[SOURCE DATA]:
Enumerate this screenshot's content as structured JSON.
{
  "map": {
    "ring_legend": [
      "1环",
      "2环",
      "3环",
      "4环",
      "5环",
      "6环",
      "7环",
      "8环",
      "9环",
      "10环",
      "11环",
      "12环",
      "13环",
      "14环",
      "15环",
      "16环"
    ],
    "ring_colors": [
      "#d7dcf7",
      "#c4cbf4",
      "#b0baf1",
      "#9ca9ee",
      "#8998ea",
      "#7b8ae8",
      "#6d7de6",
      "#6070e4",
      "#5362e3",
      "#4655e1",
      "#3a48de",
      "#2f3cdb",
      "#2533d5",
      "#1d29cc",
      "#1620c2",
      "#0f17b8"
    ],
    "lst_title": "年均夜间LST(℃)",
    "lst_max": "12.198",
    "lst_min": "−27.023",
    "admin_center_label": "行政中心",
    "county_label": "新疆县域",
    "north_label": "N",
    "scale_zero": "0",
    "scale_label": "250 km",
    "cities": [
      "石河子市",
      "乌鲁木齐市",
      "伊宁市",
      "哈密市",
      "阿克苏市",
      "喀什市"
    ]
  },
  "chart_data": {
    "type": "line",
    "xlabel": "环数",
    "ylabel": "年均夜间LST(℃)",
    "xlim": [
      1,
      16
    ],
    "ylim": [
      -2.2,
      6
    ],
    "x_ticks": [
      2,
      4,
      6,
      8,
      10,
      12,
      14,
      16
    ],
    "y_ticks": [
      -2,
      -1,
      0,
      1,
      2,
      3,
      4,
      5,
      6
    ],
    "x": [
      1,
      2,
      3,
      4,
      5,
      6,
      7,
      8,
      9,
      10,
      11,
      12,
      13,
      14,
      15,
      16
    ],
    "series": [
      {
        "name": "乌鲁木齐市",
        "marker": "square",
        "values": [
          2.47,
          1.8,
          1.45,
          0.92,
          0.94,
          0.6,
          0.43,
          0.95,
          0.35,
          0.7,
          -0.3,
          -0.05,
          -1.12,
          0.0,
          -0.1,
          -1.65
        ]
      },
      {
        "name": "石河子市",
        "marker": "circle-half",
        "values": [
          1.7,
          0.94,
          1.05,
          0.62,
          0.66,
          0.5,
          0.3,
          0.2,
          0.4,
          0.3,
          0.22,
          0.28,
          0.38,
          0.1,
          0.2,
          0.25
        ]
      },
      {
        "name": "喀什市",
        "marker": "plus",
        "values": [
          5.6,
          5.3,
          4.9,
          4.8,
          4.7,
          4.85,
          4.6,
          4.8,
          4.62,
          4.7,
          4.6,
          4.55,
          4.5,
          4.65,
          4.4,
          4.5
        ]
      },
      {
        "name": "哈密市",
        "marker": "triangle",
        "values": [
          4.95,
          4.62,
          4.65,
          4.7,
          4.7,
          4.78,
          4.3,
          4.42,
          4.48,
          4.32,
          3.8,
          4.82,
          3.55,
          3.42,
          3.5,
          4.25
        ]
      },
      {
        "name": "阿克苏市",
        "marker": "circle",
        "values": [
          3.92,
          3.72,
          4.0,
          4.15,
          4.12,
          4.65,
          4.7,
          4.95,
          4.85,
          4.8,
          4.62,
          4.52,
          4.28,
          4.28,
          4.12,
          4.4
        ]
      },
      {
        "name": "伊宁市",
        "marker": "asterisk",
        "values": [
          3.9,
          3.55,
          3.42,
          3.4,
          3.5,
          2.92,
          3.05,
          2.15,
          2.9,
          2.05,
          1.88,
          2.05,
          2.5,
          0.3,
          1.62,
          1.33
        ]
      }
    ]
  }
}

[SHORT TASK]:
Your task is to transcribe the material exactly.

[REPLY TO THE TASK]:
Enumerate this screenshot's content as structured JSON.
{
  "map": {
    "ring_legend": [
      "1环",
      "2环",
      "3环",
      "4环",
      "5环",
      "6环",
      "7环",
      "8环",
      "9环",
      "10环",
      "11环",
      "12环",
      "13环",
      "14环",
      "15环",
      "16环"
    ],
    "ring_colors": [
      "#d7dcf7",
      "#c4cbf4",
      "#b0baf1",
      "#9ca9ee",
      "#8998ea",
      "#7b8ae8",
      "#6d7de6",
      "#6070e4",
      "#5362e3",
      "#4655e1",
      "#3a48de",
      "#2f3cdb",
      "#2533d5",
      "#1d29cc",
      "#1620c2",
      "#0f17b8"
    ],
    "lst_title": "年均夜间LST(℃)",
    "lst_max": "12.198",
    "lst_min": "−27.023",
    "admin_center_label": "行政中心",
    "county_label": "新疆县域",
    "north_label": "N",
    "scale_zero": "0",
    "scale_label": "250 km",
    "cities": [
      "石河子市",
      "乌鲁木齐市",
      "伊宁市",
      "哈密市",
      "阿克苏市",
      "喀什市"
    ]
  },
  "chart_data": {
    "type": "line",
    "xlabel": "环数",
    "ylabel": "年均夜间LST(℃)",
    "xlim": [
      1,
      16
    ],
    "ylim": [
      -2.2,
      6
    ],
    "x_ticks": [
      2,
      4,
      6,
      8,
      10,
      12,
      14,
      16
    ],
    "y_ticks": [
      -2,
      -1,
      0,
      1,
      2,
      3,
      4,
      5,
      6
    ],
    "x": [
      1,
      2,
      3,
      4,
      5,
      6,
      7,
      8,
      9,
      10,
      11,
      12,
      13,
      14,
      15,
      16
    ],
    "series": [
      {
        "name": "乌鲁木齐市",
        "marker": "square",
        "values": [
          2.47,
          1.8,
          1.45,
          0.92,
          0.94,
          0.6,
          0.43,
          0.95,
          0.35,
          0.7,
          -0.3,
          -0.05,
          -1.12,
          0.0,
          -0.1,
          -1.65
        ]
      },
      {
        "name": "石河子市",
        "marker": "circle-half",
        "values": [
          1.7,
          0.94,
          1.05,
          0.62,
          0.66,
          0.5,
          0.3,
          0.2,
          0.4,
          0.3,
          0.22,
          0.28,
          0.38,
          0.1,
          0.2,
          0.25
        ]
      },
      {
        "name": "喀什市",
        "marker": "plus",
        "values": [
          5.6,
          5.3,
          4.9,
          4.8,
          4.7,
          4.85,
          4.6,
          4.8,
          4.62,
          4.7,
          4.6,
          4.55,
          4.5,
          4.65,
          4.4,
          4.5
        ]
      },
      {
        "name": "哈密市",
        "marker": "triangle",
        "values": [
          4.95,
          4.62,
          4.65,
          4.7,
          4.7,
          4.78,
          4.3,
          4.42,
          4.48,
          4.32,
          3.8,
          4.82,
          3.55,
          3.42,
          3.5,
          4.25
        ]
      },
      {
        "name": "阿克苏市",
        "marker": "circle",
        "values": [
          3.92,
          3.72,
          4.0,
          4.15,
          4.12,
          4.65,
          4.7,
          4.95,
          4.85,
          4.8,
          4.62,
          4.52,
          4.28,
          4.28,
          4.12,
          4.4
        ]
      },
      {
        "name": "伊宁市",
        "marker": "asterisk",
        "values": [
          3.9,
          3.55,
          3.42,
          3.4,
          3.5,
          2.92,
          3.05,
          2.15,
          2.9,
          2.05,
          1.88,
          2.05,
          2.5,
          0.3,
          1.62,
          1.33
        ]
      }
    ]
  }
}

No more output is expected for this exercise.